[DATA SHOWN]

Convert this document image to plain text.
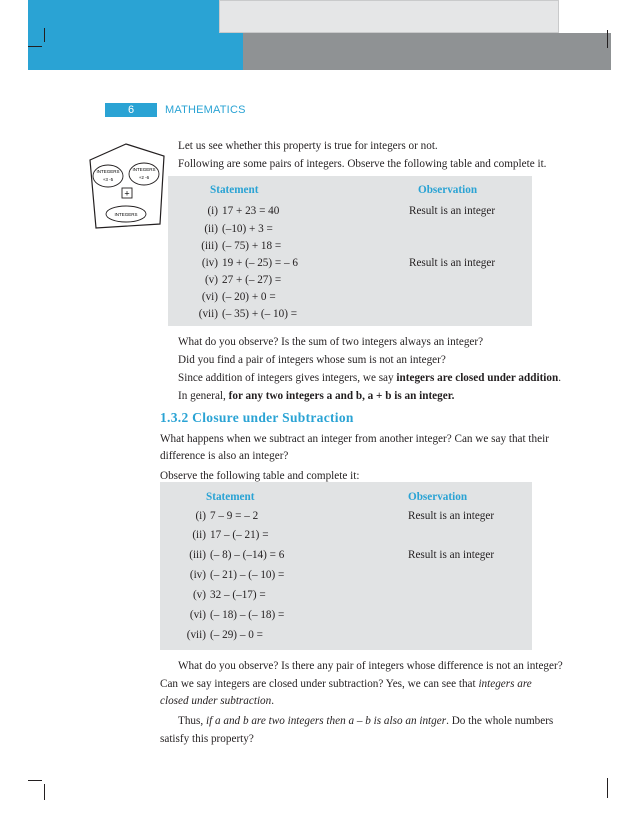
6	MATHEMATICS
INTEGERS
+3 -5
INTEGERS
+2 -6
+
INTEGERS
Let us see whether this property is true for integers or not.
Following are some pairs of integers. Observe the following table and complete it.
Statement	Observation
(i) 17 + 23 = 40	Result is an integer
(ii) (–10) + 3 =
(iii) (– 75) + 18 =
(iv) 19 + (– 25) = – 6	Result is an integer
(v) 27 + (– 27) =
(vi) (– 20) + 0 =
(vii) (– 35) + (– 10) =
What do you observe? Is the sum of two integers always an integer?
Did you find a pair of integers whose sum is not an integer?
Since addition of integers gives integers, we say integers are closed under addition.
In general, for any two integers a and b, a + b is an integer.
1.3.2 Closure under Subtraction
What happens when we subtract an integer from another integer? Can we say that their
difference is also an integer?
Observe the following table and complete it:
Statement	Observation
(i) 7 – 9 = – 2	Result is an integer
(ii) 17 – (– 21) =
(iii) (– 8) – (–14) = 6	Result is an integer
(iv) (– 21) – (– 10) =
(v) 32 – (–17) =
(vi) (– 18) – (– 18) =
(vii) (– 29) – 0 =
What do you observe? Is there any pair of integers whose difference is not an integer?
Can we say integers are closed under subtraction? Yes, we can see that integers are
closed under subtraction.
Thus, if a and b are two integers then a – b is also an intger. Do the whole numbers
satisfy this property?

[TASK BRIEF]
Copy out each line in the listing that has the word "table".

[RESULT OF THE EXERCISE]
Following are some pairs of integers. Observe the following table and complete it.
Observe the following table and complete it:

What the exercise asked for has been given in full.